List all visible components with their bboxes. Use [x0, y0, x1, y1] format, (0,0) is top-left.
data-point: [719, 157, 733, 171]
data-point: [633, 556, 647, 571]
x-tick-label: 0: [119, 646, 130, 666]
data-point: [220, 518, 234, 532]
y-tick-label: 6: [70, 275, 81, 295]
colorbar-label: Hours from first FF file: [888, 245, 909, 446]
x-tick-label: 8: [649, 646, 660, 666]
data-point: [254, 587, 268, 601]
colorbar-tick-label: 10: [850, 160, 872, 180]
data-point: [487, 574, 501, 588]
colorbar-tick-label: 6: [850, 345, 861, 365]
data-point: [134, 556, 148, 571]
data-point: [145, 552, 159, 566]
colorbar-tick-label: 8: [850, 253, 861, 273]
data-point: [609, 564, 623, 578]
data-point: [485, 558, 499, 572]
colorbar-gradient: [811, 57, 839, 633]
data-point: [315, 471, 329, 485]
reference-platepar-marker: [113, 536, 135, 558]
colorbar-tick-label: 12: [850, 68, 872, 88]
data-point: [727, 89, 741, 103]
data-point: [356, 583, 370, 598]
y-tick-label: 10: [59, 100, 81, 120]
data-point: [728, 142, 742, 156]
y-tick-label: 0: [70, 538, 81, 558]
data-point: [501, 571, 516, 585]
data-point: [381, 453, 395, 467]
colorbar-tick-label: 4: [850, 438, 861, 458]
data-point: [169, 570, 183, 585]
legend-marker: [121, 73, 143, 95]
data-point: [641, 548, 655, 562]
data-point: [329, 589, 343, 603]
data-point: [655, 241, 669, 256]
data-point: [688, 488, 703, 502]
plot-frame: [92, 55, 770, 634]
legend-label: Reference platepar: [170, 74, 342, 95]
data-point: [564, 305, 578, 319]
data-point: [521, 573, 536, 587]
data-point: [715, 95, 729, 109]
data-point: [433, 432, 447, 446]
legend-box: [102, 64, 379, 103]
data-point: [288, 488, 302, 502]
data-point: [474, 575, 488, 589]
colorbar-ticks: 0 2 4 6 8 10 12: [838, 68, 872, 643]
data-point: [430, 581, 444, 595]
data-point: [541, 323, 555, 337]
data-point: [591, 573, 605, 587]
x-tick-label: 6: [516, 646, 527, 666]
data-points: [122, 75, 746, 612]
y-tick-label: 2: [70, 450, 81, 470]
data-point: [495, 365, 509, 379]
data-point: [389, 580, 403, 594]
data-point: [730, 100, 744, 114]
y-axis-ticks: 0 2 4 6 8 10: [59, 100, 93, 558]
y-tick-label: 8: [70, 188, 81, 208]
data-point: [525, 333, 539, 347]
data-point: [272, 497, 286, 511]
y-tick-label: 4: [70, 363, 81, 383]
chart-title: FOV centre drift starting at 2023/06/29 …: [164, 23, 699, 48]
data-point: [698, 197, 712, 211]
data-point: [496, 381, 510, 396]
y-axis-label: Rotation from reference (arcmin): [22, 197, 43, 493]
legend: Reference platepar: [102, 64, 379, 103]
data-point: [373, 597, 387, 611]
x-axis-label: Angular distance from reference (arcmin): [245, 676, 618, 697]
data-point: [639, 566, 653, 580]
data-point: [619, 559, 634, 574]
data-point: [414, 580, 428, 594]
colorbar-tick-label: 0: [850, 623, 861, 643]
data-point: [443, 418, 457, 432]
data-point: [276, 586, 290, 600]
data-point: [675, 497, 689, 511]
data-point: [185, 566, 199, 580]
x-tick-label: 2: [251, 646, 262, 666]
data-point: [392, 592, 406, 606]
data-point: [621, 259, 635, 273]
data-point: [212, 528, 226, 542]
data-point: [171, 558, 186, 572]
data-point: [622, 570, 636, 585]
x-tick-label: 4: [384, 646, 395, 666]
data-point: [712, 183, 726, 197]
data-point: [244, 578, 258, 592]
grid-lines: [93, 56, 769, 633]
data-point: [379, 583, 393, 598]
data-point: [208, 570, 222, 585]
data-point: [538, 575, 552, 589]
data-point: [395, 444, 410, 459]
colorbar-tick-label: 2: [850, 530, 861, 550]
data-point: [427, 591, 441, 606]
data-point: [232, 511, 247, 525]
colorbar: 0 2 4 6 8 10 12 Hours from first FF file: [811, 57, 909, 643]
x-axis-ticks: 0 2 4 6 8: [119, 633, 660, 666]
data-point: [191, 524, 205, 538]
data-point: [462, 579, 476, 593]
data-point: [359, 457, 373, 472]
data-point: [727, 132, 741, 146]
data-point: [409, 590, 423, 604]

========

TASK GOAL: Reproduce every line of the entries above verbatim, keeping their order.

EXPECTED ANSWER:
List all visible components with their bboxes. Use [x0, y0, x1, y1] format, (0,0) is top-left.
data-point: [719, 157, 733, 171]
data-point: [633, 556, 647, 571]
x-tick-label: 0: [119, 646, 130, 666]
data-point: [220, 518, 234, 532]
y-tick-label: 6: [70, 275, 81, 295]
colorbar-label: Hours from first FF file: [888, 245, 909, 446]
x-tick-label: 8: [649, 646, 660, 666]
data-point: [254, 587, 268, 601]
colorbar-tick-label: 10: [850, 160, 872, 180]
data-point: [487, 574, 501, 588]
colorbar-tick-label: 6: [850, 345, 861, 365]
data-point: [134, 556, 148, 571]
data-point: [145, 552, 159, 566]
colorbar-tick-label: 8: [850, 253, 861, 273]
data-point: [609, 564, 623, 578]
data-point: [485, 558, 499, 572]
colorbar-gradient: [811, 57, 839, 633]
data-point: [315, 471, 329, 485]
reference-platepar-marker: [113, 536, 135, 558]
colorbar-tick-label: 12: [850, 68, 872, 88]
data-point: [727, 89, 741, 103]
data-point: [356, 583, 370, 598]
y-tick-label: 10: [59, 100, 81, 120]
data-point: [728, 142, 742, 156]
y-tick-label: 0: [70, 538, 81, 558]
data-point: [501, 571, 516, 585]
data-point: [381, 453, 395, 467]
colorbar-tick-label: 4: [850, 438, 861, 458]
data-point: [169, 570, 183, 585]
legend-marker: [121, 73, 143, 95]
data-point: [641, 548, 655, 562]
data-point: [329, 589, 343, 603]
data-point: [655, 241, 669, 256]
data-point: [688, 488, 703, 502]
plot-frame: [92, 55, 770, 634]
legend-label: Reference platepar: [170, 74, 342, 95]
data-point: [564, 305, 578, 319]
data-point: [521, 573, 536, 587]
data-point: [715, 95, 729, 109]
data-point: [433, 432, 447, 446]
legend-box: [102, 64, 379, 103]
data-point: [288, 488, 302, 502]
data-point: [474, 575, 488, 589]
colorbar-ticks: 0 2 4 6 8 10 12: [838, 68, 872, 643]
data-point: [430, 581, 444, 595]
data-point: [541, 323, 555, 337]
data-point: [591, 573, 605, 587]
x-tick-label: 6: [516, 646, 527, 666]
data-points: [122, 75, 746, 612]
y-tick-label: 2: [70, 450, 81, 470]
data-point: [495, 365, 509, 379]
data-point: [389, 580, 403, 594]
data-point: [730, 100, 744, 114]
y-axis-ticks: 0 2 4 6 8 10: [59, 100, 93, 558]
y-tick-label: 8: [70, 188, 81, 208]
data-point: [525, 333, 539, 347]
data-point: [272, 497, 286, 511]
y-tick-label: 4: [70, 363, 81, 383]
chart-title: FOV centre drift starting at 2023/06/29 …: [164, 23, 699, 48]
data-point: [698, 197, 712, 211]
data-point: [496, 381, 510, 396]
y-axis-label: Rotation from reference (arcmin): [22, 197, 43, 493]
legend: Reference platepar: [102, 64, 379, 103]
data-point: [373, 597, 387, 611]
x-axis-label: Angular distance from reference (arcmin): [245, 676, 618, 697]
data-point: [639, 566, 653, 580]
data-point: [619, 559, 634, 574]
data-point: [414, 580, 428, 594]
colorbar-tick-label: 0: [850, 623, 861, 643]
data-point: [443, 418, 457, 432]
data-point: [276, 586, 290, 600]
data-point: [675, 497, 689, 511]
data-point: [185, 566, 199, 580]
x-tick-label: 2: [251, 646, 262, 666]
data-point: [392, 592, 406, 606]
data-point: [621, 259, 635, 273]
data-point: [212, 528, 226, 542]
data-point: [171, 558, 186, 572]
data-point: [622, 570, 636, 585]
x-tick-label: 4: [384, 646, 395, 666]
data-point: [712, 183, 726, 197]
data-point: [244, 578, 258, 592]
grid-lines: [93, 56, 769, 633]
data-point: [379, 583, 393, 598]
data-point: [208, 570, 222, 585]
data-point: [538, 575, 552, 589]
data-point: [395, 444, 410, 459]
colorbar-tick-label: 2: [850, 530, 861, 550]
data-point: [427, 591, 441, 606]
data-point: [232, 511, 247, 525]
colorbar: 0 2 4 6 8 10 12 Hours from first FF file: [811, 57, 909, 643]
x-axis-ticks: 0 2 4 6 8: [119, 633, 660, 666]
data-point: [191, 524, 205, 538]
data-point: [462, 579, 476, 593]
data-point: [359, 457, 373, 472]
data-point: [727, 132, 741, 146]
data-point: [409, 590, 423, 604]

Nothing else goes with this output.